- [WORK INSTRUCTIONS] Every line that contains the word "JSON" should be copied.

- [INFORMATION GIVEN]
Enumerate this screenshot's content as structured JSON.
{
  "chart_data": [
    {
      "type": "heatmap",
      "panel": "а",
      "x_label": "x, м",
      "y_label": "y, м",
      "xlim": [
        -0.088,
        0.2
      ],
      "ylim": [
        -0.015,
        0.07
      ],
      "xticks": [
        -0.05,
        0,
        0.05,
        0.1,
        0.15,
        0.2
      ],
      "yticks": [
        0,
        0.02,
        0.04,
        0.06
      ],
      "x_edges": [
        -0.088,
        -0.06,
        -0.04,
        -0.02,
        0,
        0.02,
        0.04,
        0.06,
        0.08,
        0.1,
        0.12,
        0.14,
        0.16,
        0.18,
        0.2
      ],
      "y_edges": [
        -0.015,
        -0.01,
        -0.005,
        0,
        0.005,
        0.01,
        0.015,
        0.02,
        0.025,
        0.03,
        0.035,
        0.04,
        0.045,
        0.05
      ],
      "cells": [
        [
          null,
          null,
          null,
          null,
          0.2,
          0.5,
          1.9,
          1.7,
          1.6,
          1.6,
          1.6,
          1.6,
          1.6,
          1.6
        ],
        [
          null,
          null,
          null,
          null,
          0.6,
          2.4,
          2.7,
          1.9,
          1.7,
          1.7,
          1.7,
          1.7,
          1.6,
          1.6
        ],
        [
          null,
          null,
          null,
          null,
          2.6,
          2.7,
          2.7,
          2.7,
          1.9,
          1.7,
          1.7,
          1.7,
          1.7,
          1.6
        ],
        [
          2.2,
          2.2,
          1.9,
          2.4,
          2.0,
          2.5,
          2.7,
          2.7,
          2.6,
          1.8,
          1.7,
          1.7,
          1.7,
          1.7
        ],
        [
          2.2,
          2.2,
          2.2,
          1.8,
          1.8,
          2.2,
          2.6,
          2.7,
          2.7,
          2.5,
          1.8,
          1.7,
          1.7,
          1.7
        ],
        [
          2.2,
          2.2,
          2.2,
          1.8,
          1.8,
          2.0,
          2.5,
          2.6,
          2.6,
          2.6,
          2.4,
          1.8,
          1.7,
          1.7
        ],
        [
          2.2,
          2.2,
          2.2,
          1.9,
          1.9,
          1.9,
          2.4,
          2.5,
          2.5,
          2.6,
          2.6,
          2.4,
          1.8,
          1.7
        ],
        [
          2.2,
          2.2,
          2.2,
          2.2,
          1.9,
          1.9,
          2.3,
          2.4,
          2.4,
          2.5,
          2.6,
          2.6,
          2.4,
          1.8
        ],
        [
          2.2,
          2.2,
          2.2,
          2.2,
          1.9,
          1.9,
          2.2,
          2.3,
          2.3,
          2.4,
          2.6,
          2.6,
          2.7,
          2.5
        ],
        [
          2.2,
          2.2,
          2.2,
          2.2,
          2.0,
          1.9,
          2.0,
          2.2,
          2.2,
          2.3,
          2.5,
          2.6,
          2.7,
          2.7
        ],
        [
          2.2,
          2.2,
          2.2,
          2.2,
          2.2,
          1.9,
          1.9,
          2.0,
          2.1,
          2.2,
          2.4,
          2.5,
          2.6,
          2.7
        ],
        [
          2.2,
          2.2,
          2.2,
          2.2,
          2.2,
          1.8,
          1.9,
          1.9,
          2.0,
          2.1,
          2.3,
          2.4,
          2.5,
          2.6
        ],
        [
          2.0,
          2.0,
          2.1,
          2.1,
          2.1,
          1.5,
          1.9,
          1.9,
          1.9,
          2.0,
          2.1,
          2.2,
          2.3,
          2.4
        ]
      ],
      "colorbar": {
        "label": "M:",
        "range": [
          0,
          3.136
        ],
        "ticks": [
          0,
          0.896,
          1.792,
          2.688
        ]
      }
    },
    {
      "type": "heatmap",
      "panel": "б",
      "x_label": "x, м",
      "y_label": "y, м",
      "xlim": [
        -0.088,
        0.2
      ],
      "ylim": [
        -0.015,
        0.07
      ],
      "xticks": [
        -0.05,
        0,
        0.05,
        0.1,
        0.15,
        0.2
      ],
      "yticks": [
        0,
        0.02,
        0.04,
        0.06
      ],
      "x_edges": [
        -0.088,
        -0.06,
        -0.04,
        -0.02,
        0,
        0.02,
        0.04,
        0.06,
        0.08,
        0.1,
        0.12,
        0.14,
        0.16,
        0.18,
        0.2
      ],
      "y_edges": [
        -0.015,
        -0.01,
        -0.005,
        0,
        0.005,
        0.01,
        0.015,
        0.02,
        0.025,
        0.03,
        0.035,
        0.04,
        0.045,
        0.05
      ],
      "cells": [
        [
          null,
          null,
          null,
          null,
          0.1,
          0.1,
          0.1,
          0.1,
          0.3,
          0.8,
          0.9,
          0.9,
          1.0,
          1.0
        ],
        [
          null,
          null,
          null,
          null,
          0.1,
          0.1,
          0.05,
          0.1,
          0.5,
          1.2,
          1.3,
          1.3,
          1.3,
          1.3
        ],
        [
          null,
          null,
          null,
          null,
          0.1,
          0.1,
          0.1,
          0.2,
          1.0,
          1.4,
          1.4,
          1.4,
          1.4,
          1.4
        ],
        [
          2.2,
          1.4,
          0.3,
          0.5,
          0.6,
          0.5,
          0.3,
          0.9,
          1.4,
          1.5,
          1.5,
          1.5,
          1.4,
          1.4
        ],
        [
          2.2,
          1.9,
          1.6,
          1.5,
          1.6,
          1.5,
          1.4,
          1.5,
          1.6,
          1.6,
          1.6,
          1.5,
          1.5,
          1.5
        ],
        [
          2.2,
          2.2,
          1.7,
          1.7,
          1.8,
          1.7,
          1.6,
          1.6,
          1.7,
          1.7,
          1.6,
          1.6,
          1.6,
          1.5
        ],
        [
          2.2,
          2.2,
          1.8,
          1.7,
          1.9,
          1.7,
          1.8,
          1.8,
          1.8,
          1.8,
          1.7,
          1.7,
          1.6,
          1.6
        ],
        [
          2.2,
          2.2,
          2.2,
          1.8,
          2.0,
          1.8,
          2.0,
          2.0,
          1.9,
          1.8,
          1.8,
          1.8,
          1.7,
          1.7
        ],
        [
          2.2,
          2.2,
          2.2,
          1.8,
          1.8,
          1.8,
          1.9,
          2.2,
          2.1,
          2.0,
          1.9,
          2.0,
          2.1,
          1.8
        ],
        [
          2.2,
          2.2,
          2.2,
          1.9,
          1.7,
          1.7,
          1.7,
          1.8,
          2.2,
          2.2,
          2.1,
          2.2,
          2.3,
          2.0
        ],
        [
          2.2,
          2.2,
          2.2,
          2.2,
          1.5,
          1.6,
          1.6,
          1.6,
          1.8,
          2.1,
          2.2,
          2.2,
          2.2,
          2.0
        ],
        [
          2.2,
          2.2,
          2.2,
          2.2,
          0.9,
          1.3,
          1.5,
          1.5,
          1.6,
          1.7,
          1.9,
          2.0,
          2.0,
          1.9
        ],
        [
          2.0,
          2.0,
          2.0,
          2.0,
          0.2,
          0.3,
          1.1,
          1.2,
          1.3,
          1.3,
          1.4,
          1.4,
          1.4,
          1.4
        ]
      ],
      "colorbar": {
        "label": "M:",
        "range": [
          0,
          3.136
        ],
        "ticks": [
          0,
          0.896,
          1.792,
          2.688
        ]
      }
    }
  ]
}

==

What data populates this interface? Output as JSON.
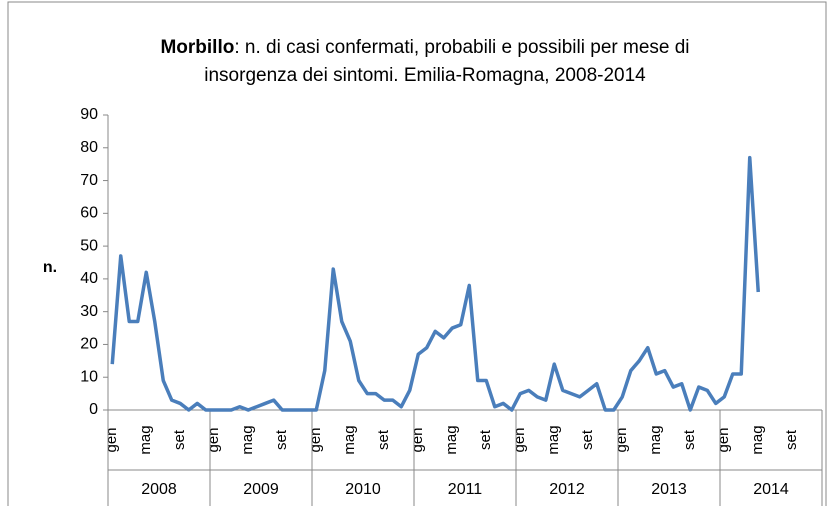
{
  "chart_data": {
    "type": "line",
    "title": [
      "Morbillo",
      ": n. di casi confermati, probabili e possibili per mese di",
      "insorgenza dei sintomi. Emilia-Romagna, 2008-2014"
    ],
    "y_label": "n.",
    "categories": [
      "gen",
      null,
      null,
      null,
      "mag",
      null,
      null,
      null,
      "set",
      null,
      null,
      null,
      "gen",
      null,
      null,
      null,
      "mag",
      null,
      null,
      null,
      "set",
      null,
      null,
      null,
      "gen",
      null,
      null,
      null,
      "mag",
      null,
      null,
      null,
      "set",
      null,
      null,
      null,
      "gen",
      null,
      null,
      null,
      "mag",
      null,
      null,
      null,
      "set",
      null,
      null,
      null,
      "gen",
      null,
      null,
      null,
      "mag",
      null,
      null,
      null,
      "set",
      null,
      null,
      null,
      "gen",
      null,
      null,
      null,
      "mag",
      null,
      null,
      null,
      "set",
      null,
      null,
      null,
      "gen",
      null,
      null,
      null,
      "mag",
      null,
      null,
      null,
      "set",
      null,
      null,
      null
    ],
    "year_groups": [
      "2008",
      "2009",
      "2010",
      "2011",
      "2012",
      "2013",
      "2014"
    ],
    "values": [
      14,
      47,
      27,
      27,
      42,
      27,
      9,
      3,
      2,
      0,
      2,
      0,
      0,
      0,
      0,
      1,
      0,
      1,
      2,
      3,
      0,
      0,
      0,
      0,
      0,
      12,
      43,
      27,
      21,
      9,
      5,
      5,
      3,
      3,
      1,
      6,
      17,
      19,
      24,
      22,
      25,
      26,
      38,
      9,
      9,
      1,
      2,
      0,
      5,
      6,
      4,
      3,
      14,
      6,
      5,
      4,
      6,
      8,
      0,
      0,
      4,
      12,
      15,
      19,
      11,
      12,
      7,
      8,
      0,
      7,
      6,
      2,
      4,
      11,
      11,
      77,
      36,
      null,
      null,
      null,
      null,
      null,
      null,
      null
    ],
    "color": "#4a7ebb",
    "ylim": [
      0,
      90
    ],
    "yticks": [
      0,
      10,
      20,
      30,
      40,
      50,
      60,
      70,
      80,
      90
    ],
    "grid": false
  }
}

* * *

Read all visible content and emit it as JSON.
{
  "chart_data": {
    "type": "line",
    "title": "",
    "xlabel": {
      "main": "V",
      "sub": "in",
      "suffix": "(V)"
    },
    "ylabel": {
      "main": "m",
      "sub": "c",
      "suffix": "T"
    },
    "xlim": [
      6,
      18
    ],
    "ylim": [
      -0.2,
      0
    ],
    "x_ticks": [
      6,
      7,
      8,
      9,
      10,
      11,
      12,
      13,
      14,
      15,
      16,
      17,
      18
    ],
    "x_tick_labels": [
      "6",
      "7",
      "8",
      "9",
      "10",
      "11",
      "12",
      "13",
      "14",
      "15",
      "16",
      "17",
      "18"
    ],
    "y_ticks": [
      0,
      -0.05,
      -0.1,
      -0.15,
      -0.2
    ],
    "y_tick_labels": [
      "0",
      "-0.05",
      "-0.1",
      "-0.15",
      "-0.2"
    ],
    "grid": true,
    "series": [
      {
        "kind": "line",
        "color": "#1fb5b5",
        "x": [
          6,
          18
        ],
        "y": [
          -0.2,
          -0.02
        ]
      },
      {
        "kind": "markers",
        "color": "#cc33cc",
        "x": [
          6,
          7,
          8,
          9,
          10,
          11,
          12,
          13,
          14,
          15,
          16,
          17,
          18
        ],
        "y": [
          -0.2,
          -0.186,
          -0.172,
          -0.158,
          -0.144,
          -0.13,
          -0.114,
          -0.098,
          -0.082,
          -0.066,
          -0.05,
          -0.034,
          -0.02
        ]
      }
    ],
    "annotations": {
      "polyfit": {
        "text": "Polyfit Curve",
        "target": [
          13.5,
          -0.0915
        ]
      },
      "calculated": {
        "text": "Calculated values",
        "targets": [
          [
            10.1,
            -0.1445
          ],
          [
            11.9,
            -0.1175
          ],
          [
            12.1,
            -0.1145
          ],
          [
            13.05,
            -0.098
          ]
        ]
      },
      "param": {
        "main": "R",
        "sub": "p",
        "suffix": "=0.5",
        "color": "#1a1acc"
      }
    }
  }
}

- [WRITTEN RESPONSE]
Enumerate this screenshot's content as structured JSON.
What data populates this interface? Output as JSON.
Read all visible content and emit it as JSON.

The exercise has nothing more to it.